-- SUPPLIED MATERIAL --

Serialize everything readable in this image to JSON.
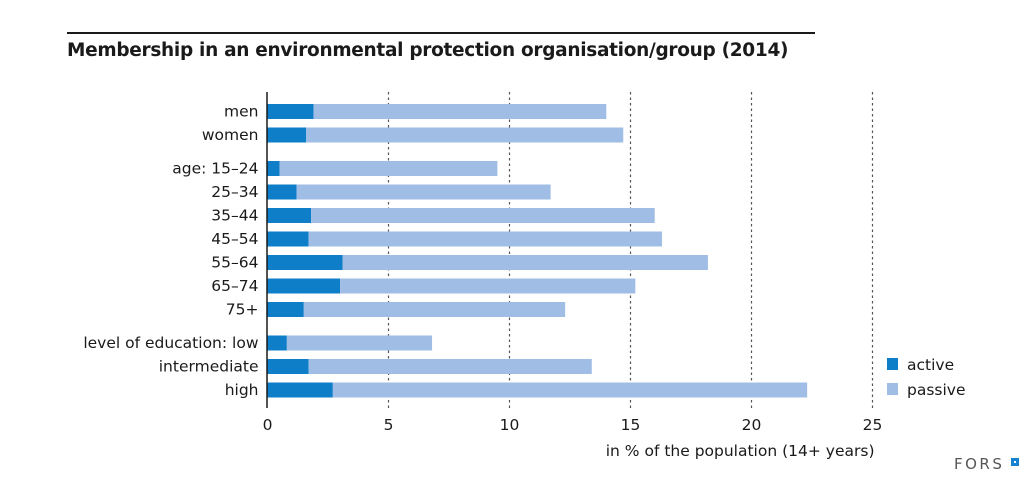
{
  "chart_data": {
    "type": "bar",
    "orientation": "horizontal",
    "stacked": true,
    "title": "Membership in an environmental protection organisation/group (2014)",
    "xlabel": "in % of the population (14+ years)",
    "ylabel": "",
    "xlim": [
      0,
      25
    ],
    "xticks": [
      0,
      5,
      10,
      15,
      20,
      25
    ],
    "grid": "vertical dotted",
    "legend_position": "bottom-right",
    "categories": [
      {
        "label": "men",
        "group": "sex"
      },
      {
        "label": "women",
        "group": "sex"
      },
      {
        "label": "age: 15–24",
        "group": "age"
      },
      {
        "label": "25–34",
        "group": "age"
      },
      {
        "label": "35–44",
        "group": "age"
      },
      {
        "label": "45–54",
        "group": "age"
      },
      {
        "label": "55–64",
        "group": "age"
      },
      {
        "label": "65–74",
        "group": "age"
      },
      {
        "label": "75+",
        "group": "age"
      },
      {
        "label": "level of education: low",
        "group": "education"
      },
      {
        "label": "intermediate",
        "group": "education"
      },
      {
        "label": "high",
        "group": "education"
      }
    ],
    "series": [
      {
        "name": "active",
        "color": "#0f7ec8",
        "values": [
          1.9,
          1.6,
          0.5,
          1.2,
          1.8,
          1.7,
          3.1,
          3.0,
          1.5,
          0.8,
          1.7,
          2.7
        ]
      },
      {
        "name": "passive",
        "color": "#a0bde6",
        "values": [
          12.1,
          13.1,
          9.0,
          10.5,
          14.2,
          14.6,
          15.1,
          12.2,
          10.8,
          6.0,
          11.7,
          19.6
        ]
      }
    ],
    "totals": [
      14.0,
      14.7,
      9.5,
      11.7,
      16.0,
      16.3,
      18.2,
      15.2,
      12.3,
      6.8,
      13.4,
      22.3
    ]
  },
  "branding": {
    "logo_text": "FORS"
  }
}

...

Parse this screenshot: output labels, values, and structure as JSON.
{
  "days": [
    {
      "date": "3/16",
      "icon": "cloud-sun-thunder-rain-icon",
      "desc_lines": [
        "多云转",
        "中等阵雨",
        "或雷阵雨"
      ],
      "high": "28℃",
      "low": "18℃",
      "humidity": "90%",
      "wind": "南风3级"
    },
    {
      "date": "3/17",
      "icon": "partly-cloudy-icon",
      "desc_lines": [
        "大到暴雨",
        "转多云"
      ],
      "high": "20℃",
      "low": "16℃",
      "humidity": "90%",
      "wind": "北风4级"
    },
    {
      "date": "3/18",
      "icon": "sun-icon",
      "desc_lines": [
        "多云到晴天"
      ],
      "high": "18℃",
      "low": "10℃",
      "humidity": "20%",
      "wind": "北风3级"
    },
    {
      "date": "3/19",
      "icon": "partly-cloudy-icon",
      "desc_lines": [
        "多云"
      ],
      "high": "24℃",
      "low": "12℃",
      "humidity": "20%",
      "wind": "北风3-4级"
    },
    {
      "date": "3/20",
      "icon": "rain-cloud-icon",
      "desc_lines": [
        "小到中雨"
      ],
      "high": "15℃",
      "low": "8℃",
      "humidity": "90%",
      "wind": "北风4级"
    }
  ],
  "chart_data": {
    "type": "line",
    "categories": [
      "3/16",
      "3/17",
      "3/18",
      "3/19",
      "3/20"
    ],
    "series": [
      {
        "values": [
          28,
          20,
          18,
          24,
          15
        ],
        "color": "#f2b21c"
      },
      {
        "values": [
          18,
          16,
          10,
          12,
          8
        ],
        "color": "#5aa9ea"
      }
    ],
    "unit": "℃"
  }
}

==

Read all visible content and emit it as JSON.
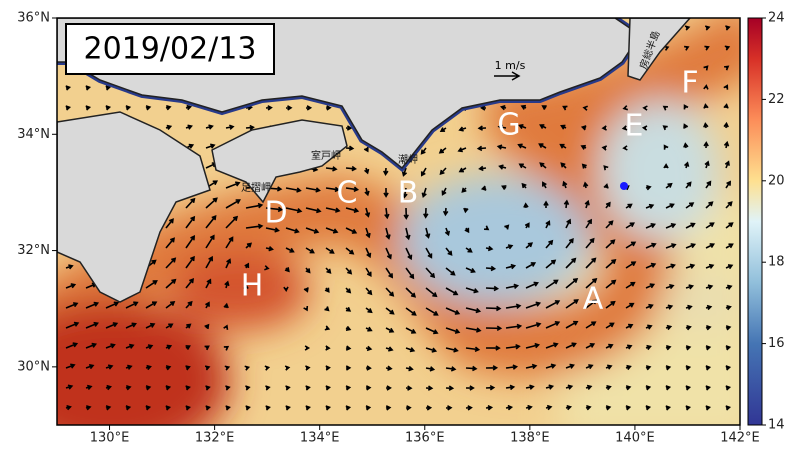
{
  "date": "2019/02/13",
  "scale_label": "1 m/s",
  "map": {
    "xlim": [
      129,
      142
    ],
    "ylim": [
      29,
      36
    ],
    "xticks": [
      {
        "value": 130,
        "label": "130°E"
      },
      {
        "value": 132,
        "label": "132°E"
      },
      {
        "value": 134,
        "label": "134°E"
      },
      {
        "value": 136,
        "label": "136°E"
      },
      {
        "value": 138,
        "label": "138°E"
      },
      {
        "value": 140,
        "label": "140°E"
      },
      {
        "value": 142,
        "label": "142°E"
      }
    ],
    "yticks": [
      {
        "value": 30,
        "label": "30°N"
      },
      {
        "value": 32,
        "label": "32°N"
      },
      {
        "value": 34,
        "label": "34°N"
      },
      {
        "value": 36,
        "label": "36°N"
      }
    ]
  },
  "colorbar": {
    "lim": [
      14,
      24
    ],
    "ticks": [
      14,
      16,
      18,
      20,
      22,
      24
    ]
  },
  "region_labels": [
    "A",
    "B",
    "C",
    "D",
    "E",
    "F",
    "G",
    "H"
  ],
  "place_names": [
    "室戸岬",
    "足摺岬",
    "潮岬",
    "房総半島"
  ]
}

-- PROBLEM TO SOLVE --
Report the number of lines that include the string "high"; return nothing but the count.

-- OUTPUT FOR THIS TASK --
6